◆ WHAT IS EXPECTED
Could you give the data below again, exactly and completely?

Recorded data
+---+
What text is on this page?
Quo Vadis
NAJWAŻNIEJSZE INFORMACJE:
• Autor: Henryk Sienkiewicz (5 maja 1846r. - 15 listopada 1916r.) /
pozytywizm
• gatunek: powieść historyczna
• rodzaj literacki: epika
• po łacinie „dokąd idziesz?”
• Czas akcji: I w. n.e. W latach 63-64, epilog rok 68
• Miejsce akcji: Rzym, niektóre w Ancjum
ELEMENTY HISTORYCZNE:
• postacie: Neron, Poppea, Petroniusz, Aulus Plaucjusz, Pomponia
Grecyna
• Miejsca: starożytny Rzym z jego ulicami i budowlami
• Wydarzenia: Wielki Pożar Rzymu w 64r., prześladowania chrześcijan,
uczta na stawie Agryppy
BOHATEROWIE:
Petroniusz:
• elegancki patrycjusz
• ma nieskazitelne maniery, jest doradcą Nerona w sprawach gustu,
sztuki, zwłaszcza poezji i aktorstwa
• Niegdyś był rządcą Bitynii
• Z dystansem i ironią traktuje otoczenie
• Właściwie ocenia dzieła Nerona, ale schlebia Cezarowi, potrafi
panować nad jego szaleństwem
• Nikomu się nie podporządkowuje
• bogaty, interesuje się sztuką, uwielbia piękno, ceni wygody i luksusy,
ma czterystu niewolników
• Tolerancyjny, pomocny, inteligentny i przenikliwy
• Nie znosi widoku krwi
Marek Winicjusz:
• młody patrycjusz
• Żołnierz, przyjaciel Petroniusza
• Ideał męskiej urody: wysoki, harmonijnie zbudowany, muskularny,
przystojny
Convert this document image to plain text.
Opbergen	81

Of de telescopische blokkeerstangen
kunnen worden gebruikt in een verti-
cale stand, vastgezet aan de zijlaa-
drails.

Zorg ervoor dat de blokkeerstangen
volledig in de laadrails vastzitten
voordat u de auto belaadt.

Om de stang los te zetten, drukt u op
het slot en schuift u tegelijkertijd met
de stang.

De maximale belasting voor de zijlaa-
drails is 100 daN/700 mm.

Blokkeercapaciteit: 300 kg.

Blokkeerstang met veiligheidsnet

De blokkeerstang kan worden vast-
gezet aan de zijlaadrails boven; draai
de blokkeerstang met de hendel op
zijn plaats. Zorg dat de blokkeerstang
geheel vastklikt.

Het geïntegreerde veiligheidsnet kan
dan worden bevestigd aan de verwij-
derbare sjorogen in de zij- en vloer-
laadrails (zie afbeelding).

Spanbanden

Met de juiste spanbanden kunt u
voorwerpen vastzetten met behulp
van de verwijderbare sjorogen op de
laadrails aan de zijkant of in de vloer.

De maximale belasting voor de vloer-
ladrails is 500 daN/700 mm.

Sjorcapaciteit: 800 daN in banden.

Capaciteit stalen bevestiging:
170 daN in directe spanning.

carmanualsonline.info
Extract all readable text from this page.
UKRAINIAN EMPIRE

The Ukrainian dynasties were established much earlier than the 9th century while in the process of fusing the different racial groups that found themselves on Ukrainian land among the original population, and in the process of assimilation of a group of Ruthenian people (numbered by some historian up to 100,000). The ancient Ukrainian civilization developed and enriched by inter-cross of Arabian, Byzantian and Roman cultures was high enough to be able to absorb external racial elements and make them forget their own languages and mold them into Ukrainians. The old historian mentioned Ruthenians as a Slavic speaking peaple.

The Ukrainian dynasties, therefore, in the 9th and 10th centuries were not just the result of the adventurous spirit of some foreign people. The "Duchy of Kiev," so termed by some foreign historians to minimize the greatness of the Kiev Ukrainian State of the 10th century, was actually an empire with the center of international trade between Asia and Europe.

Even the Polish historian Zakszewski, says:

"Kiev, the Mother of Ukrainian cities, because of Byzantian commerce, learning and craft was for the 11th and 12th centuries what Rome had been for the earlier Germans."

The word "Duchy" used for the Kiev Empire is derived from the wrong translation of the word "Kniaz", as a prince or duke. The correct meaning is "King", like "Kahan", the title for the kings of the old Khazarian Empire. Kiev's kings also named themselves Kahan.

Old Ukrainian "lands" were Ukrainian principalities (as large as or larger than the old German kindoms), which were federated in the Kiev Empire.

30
+---+
◆ COMPLETED TASK
What text is on this page?
Quo Vadis
NAJWAŻNIEJSZE INFORMACJE:
• Autor: Henryk Sienkiewicz (5 maja 1846r. - 15 listopada 1916r.) /
pozytywizm
• gatunek: powieść historyczna
• rodzaj literacki: epika
• po łacinie „dokąd idziesz?”
• Czas akcji: I w. n.e. W latach 63-64, epilog rok 68
• Miejsce akcji: Rzym, niektóre w Ancjum
ELEMENTY HISTORYCZNE:
• postacie: Neron, Poppea, Petroniusz, Aulus Plaucjusz, Pomponia
Grecyna
• Miejsca: starożytny Rzym z jego ulicami i budowlami
• Wydarzenia: Wielki Pożar Rzymu w 64r., prześladowania chrześcijan,
uczta na stawie Agryppy
BOHATEROWIE:
Petroniusz:
• elegancki patrycjusz
• ma nieskazitelne maniery, jest doradcą Nerona w sprawach gustu,
sztuki, zwłaszcza poezji i aktorstwa
• Niegdyś był rządcą Bitynii
• Z dystansem i ironią traktuje otoczenie
• Właściwie ocenia dzieła Nerona, ale schlebia Cezarowi, potrafi
panować nad jego szaleństwem
• Nikomu się nie podporządkowuje
• bogaty, interesuje się sztuką, uwielbia piękno, ceni wygody i luksusy,
ma czterystu niewolników
• Tolerancyjny, pomocny, inteligentny i przenikliwy
• Nie znosi widoku krwi
Marek Winicjusz:
• młody patrycjusz
• Żołnierz, przyjaciel Petroniusza
• Ideał męskiej urody: wysoki, harmonijnie zbudowany, muskularny,
przystojny
Convert this document image to plain text.
Opbergen	81

Of de telescopische blokkeerstangen
kunnen worden gebruikt in een verti-
cale stand, vastgezet aan de zijlaa-
drails.

Zorg ervoor dat de blokkeerstangen
volledig in de laadrails vastzitten
voordat u de auto belaadt.

Om de stang los te zetten, drukt u op
het slot en schuift u tegelijkertijd met
de stang.

De maximale belasting voor de zijlaa-
drails is 100 daN/700 mm.

Blokkeercapaciteit: 300 kg.

Blokkeerstang met veiligheidsnet

De blokkeerstang kan worden vast-
gezet aan de zijlaadrails boven; draai
de blokkeerstang met de hendel op
zijn plaats. Zorg dat de blokkeerstang
geheel vastklikt.

Het geïntegreerde veiligheidsnet kan
dan worden bevestigd aan de verwij-
derbare sjorogen in de zij- en vloer-
laadrails (zie afbeelding).

Spanbanden

Met de juiste spanbanden kunt u
voorwerpen vastzetten met behulp
van de verwijderbare sjorogen op de
laadrails aan de zijkant of in de vloer.

De maximale belasting voor de vloer-
ladrails is 500 daN/700 mm.

Sjorcapaciteit: 800 daN in banden.

Capaciteit stalen bevestiging:
170 daN in directe spanning.

carmanualsonline.info
Extract all readable text from this page.
UKRAINIAN EMPIRE

The Ukrainian dynasties were established much earlier than the 9th century while in the process of fusing the different racial groups that found themselves on Ukrainian land among the original population, and in the process of assimilation of a group of Ruthenian people (numbered by some historian up to 100,000). The ancient Ukrainian civilization developed and enriched by inter-cross of Arabian, Byzantian and Roman cultures was high enough to be able to absorb external racial elements and make them forget their own languages and mold them into Ukrainians. The old historian mentioned Ruthenians as a Slavic speaking peaple.

The Ukrainian dynasties, therefore, in the 9th and 10th centuries were not just the result of the adventurous spirit of some foreign people. The "Duchy of Kiev," so termed by some foreign historians to minimize the greatness of the Kiev Ukrainian State of the 10th century, was actually an empire with the center of international trade between Asia and Europe.

Even the Polish historian Zakszewski, says:

"Kiev, the Mother of Ukrainian cities, because of Byzantian commerce, learning and craft was for the 11th and 12th centuries what Rome had been for the earlier Germans."

The word "Duchy" used for the Kiev Empire is derived from the wrong translation of the word "Kniaz", as a prince or duke. The correct meaning is "King", like "Kahan", the title for the kings of the old Khazarian Empire. Kiev's kings also named themselves Kahan.

Old Ukrainian "lands" were Ukrainian principalities (as large as or larger than the old German kindoms), which were federated in the Kiev Empire.

30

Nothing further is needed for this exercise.